▶ REQUIRED WORK
Pictures are not part of the copy; repeat everything else in the records exactly.

▶ DATA SHOWN
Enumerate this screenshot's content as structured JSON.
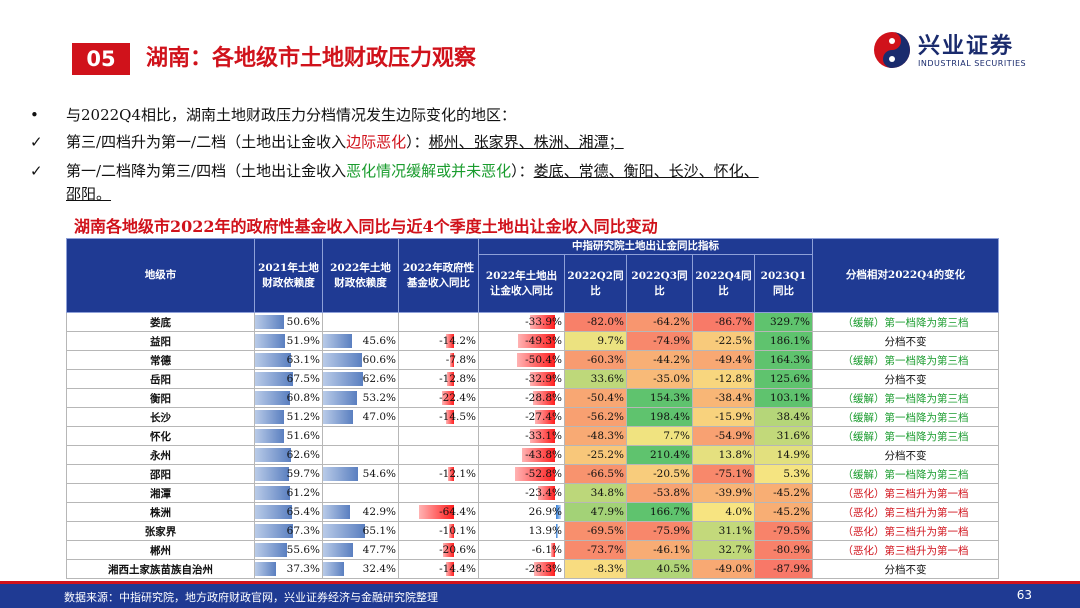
{
  "header": {
    "badge": "05",
    "title": "湖南：各地级市土地财政压力观察"
  },
  "logo": {
    "cn": "兴业证券",
    "en": "INDUSTRIAL SECURITIES",
    "icon": "industrial-securities-logo"
  },
  "bullets": {
    "b1": {
      "marker": "•",
      "text": "与2022Q4相比，湖南土地财政压力分档情况发生边际变化的地区："
    },
    "b2": {
      "marker": "✓",
      "pre": "第三/四档升为第一/二档（土地出让金收入",
      "hl": "边际恶化",
      "post": "）：",
      "cities": "郴州、张家界、株洲、湘潭；"
    },
    "b3": {
      "marker": "✓",
      "pre": "第一/二档降为第三/四档（土地出让金收入",
      "hl": "恶化情况缓解或并未恶化",
      "post": "）：",
      "cities": "娄底、常德、衡阳、长沙、怀化、",
      "cities2": "邵阳。"
    }
  },
  "table_title": "湖南各地级市2022年的政府性基金收入同比与近4个季度土地出让金收入同比变动",
  "table": {
    "headers": {
      "city": "地级市",
      "dep2021": "2021年土地财政依赖度",
      "dep2022": "2022年土地财政依赖度",
      "fund2022": "2022年政府性基金收入同比",
      "group": "中指研究院土地出让金同比指标",
      "land2022": "2022年土地出让金收入同比",
      "q2": "2022Q2同比",
      "q3": "2022Q3同比",
      "q4": "2022Q4同比",
      "q1": "2023Q1同比",
      "chg": "分档相对2022Q4的变化"
    },
    "rows": [
      {
        "city": "娄底",
        "dep2021": "50.6%",
        "dep2022": "",
        "fund2022": "",
        "land2022": "-33.9%",
        "q2": "-82.0%",
        "q3": "-64.2%",
        "q4": "-86.7%",
        "q1": "329.7%",
        "chg": "（缓解）第一档降为第三档"
      },
      {
        "city": "益阳",
        "dep2021": "51.9%",
        "dep2022": "45.6%",
        "fund2022": "-14.2%",
        "land2022": "-49.3%",
        "q2": "9.7%",
        "q3": "-74.9%",
        "q4": "-22.5%",
        "q1": "186.1%",
        "chg": "分档不变"
      },
      {
        "city": "常德",
        "dep2021": "63.1%",
        "dep2022": "60.6%",
        "fund2022": "-7.8%",
        "land2022": "-50.4%",
        "q2": "-60.3%",
        "q3": "-44.2%",
        "q4": "-49.4%",
        "q1": "164.3%",
        "chg": "（缓解）第一档降为第三档"
      },
      {
        "city": "岳阳",
        "dep2021": "67.5%",
        "dep2022": "62.6%",
        "fund2022": "-12.8%",
        "land2022": "-32.9%",
        "q2": "33.6%",
        "q3": "-35.0%",
        "q4": "-12.8%",
        "q1": "125.6%",
        "chg": "分档不变"
      },
      {
        "city": "衡阳",
        "dep2021": "60.8%",
        "dep2022": "53.2%",
        "fund2022": "-22.4%",
        "land2022": "-28.8%",
        "q2": "-50.4%",
        "q3": "154.3%",
        "q4": "-38.4%",
        "q1": "103.1%",
        "chg": "（缓解）第一档降为第三档"
      },
      {
        "city": "长沙",
        "dep2021": "51.2%",
        "dep2022": "47.0%",
        "fund2022": "-14.5%",
        "land2022": "-27.4%",
        "q2": "-56.2%",
        "q3": "198.4%",
        "q4": "-15.9%",
        "q1": "38.4%",
        "chg": "（缓解）第一档降为第三档"
      },
      {
        "city": "怀化",
        "dep2021": "51.6%",
        "dep2022": "",
        "fund2022": "",
        "land2022": "-33.1%",
        "q2": "-48.3%",
        "q3": "7.7%",
        "q4": "-54.9%",
        "q1": "31.6%",
        "chg": "（缓解）第一档降为第三档"
      },
      {
        "city": "永州",
        "dep2021": "62.6%",
        "dep2022": "",
        "fund2022": "",
        "land2022": "-43.8%",
        "q2": "-25.2%",
        "q3": "210.4%",
        "q4": "13.8%",
        "q1": "14.9%",
        "chg": "分档不变"
      },
      {
        "city": "邵阳",
        "dep2021": "59.7%",
        "dep2022": "54.6%",
        "fund2022": "-12.1%",
        "land2022": "-52.8%",
        "q2": "-66.5%",
        "q3": "-20.5%",
        "q4": "-75.1%",
        "q1": "5.3%",
        "chg": "（缓解）第一档降为第三档"
      },
      {
        "city": "湘潭",
        "dep2021": "61.2%",
        "dep2022": "",
        "fund2022": "",
        "land2022": "-23.4%",
        "q2": "34.8%",
        "q3": "-53.8%",
        "q4": "-39.9%",
        "q1": "-45.2%",
        "chg": "（恶化）第三档升为第一档"
      },
      {
        "city": "株洲",
        "dep2021": "65.4%",
        "dep2022": "42.9%",
        "fund2022": "-64.4%",
        "land2022": "26.9%",
        "q2": "47.9%",
        "q3": "166.7%",
        "q4": "4.0%",
        "q1": "-45.2%",
        "chg": "（恶化）第三档升为第一档"
      },
      {
        "city": "张家界",
        "dep2021": "67.3%",
        "dep2022": "65.1%",
        "fund2022": "-10.1%",
        "land2022": "13.9%",
        "q2": "-69.5%",
        "q3": "-75.9%",
        "q4": "31.1%",
        "q1": "-79.5%",
        "chg": "（恶化）第三档升为第一档"
      },
      {
        "city": "郴州",
        "dep2021": "55.6%",
        "dep2022": "47.7%",
        "fund2022": "-20.6%",
        "land2022": "-6.1%",
        "q2": "-73.7%",
        "q3": "-46.1%",
        "q4": "32.7%",
        "q1": "-80.9%",
        "chg": "（恶化）第三档升为第一档"
      },
      {
        "city": "湘西土家族苗族自治州",
        "dep2021": "37.3%",
        "dep2022": "32.4%",
        "fund2022": "-14.4%",
        "land2022": "-28.3%",
        "q2": "-8.3%",
        "q3": "40.5%",
        "q4": "-49.0%",
        "q1": "-87.9%",
        "chg": "分档不变"
      }
    ]
  },
  "footer": {
    "source": "数据来源：中指研究院，地方政府财政官网，兴业证券经济与金融研究院整理",
    "page": "63"
  },
  "colors": {
    "brand_red": "#d0121b",
    "header_blue": "#1f3a93",
    "ease_green": "#1a9c2e",
    "worse_red": "#d0121b"
  }
}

▶ EXERCISE ANSWER
Enumerate this screenshot's content as structured JSON.
{
  "header": {
    "badge": "05",
    "title": "湖南：各地级市土地财政压力观察"
  },
  "logo": {
    "cn": "兴业证券",
    "en": "INDUSTRIAL SECURITIES",
    "icon": "industrial-securities-logo"
  },
  "bullets": {
    "b1": {
      "marker": "•",
      "text": "与2022Q4相比，湖南土地财政压力分档情况发生边际变化的地区："
    },
    "b2": {
      "marker": "✓",
      "pre": "第三/四档升为第一/二档（土地出让金收入",
      "hl": "边际恶化",
      "post": "）：",
      "cities": "郴州、张家界、株洲、湘潭；"
    },
    "b3": {
      "marker": "✓",
      "pre": "第一/二档降为第三/四档（土地出让金收入",
      "hl": "恶化情况缓解或并未恶化",
      "post": "）：",
      "cities": "娄底、常德、衡阳、长沙、怀化、",
      "cities2": "邵阳。"
    }
  },
  "table_title": "湖南各地级市2022年的政府性基金收入同比与近4个季度土地出让金收入同比变动",
  "table": {
    "headers": {
      "city": "地级市",
      "dep2021": "2021年土地财政依赖度",
      "dep2022": "2022年土地财政依赖度",
      "fund2022": "2022年政府性基金收入同比",
      "group": "中指研究院土地出让金同比指标",
      "land2022": "2022年土地出让金收入同比",
      "q2": "2022Q2同比",
      "q3": "2022Q3同比",
      "q4": "2022Q4同比",
      "q1": "2023Q1同比",
      "chg": "分档相对2022Q4的变化"
    },
    "rows": [
      {
        "city": "娄底",
        "dep2021": "50.6%",
        "dep2022": "",
        "fund2022": "",
        "land2022": "-33.9%",
        "q2": "-82.0%",
        "q3": "-64.2%",
        "q4": "-86.7%",
        "q1": "329.7%",
        "chg": "（缓解）第一档降为第三档"
      },
      {
        "city": "益阳",
        "dep2021": "51.9%",
        "dep2022": "45.6%",
        "fund2022": "-14.2%",
        "land2022": "-49.3%",
        "q2": "9.7%",
        "q3": "-74.9%",
        "q4": "-22.5%",
        "q1": "186.1%",
        "chg": "分档不变"
      },
      {
        "city": "常德",
        "dep2021": "63.1%",
        "dep2022": "60.6%",
        "fund2022": "-7.8%",
        "land2022": "-50.4%",
        "q2": "-60.3%",
        "q3": "-44.2%",
        "q4": "-49.4%",
        "q1": "164.3%",
        "chg": "（缓解）第一档降为第三档"
      },
      {
        "city": "岳阳",
        "dep2021": "67.5%",
        "dep2022": "62.6%",
        "fund2022": "-12.8%",
        "land2022": "-32.9%",
        "q2": "33.6%",
        "q3": "-35.0%",
        "q4": "-12.8%",
        "q1": "125.6%",
        "chg": "分档不变"
      },
      {
        "city": "衡阳",
        "dep2021": "60.8%",
        "dep2022": "53.2%",
        "fund2022": "-22.4%",
        "land2022": "-28.8%",
        "q2": "-50.4%",
        "q3": "154.3%",
        "q4": "-38.4%",
        "q1": "103.1%",
        "chg": "（缓解）第一档降为第三档"
      },
      {
        "city": "长沙",
        "dep2021": "51.2%",
        "dep2022": "47.0%",
        "fund2022": "-14.5%",
        "land2022": "-27.4%",
        "q2": "-56.2%",
        "q3": "198.4%",
        "q4": "-15.9%",
        "q1": "38.4%",
        "chg": "（缓解）第一档降为第三档"
      },
      {
        "city": "怀化",
        "dep2021": "51.6%",
        "dep2022": "",
        "fund2022": "",
        "land2022": "-33.1%",
        "q2": "-48.3%",
        "q3": "7.7%",
        "q4": "-54.9%",
        "q1": "31.6%",
        "chg": "（缓解）第一档降为第三档"
      },
      {
        "city": "永州",
        "dep2021": "62.6%",
        "dep2022": "",
        "fund2022": "",
        "land2022": "-43.8%",
        "q2": "-25.2%",
        "q3": "210.4%",
        "q4": "13.8%",
        "q1": "14.9%",
        "chg": "分档不变"
      },
      {
        "city": "邵阳",
        "dep2021": "59.7%",
        "dep2022": "54.6%",
        "fund2022": "-12.1%",
        "land2022": "-52.8%",
        "q2": "-66.5%",
        "q3": "-20.5%",
        "q4": "-75.1%",
        "q1": "5.3%",
        "chg": "（缓解）第一档降为第三档"
      },
      {
        "city": "湘潭",
        "dep2021": "61.2%",
        "dep2022": "",
        "fund2022": "",
        "land2022": "-23.4%",
        "q2": "34.8%",
        "q3": "-53.8%",
        "q4": "-39.9%",
        "q1": "-45.2%",
        "chg": "（恶化）第三档升为第一档"
      },
      {
        "city": "株洲",
        "dep2021": "65.4%",
        "dep2022": "42.9%",
        "fund2022": "-64.4%",
        "land2022": "26.9%",
        "q2": "47.9%",
        "q3": "166.7%",
        "q4": "4.0%",
        "q1": "-45.2%",
        "chg": "（恶化）第三档升为第一档"
      },
      {
        "city": "张家界",
        "dep2021": "67.3%",
        "dep2022": "65.1%",
        "fund2022": "-10.1%",
        "land2022": "13.9%",
        "q2": "-69.5%",
        "q3": "-75.9%",
        "q4": "31.1%",
        "q1": "-79.5%",
        "chg": "（恶化）第三档升为第一档"
      },
      {
        "city": "郴州",
        "dep2021": "55.6%",
        "dep2022": "47.7%",
        "fund2022": "-20.6%",
        "land2022": "-6.1%",
        "q2": "-73.7%",
        "q3": "-46.1%",
        "q4": "32.7%",
        "q1": "-80.9%",
        "chg": "（恶化）第三档升为第一档"
      },
      {
        "city": "湘西土家族苗族自治州",
        "dep2021": "37.3%",
        "dep2022": "32.4%",
        "fund2022": "-14.4%",
        "land2022": "-28.3%",
        "q2": "-8.3%",
        "q3": "40.5%",
        "q4": "-49.0%",
        "q1": "-87.9%",
        "chg": "分档不变"
      }
    ]
  },
  "footer": {
    "source": "数据来源：中指研究院，地方政府财政官网，兴业证券经济与金融研究院整理",
    "page": "63"
  },
  "colors": {
    "brand_red": "#d0121b",
    "header_blue": "#1f3a93",
    "ease_green": "#1a9c2e",
    "worse_red": "#d0121b"
  }
}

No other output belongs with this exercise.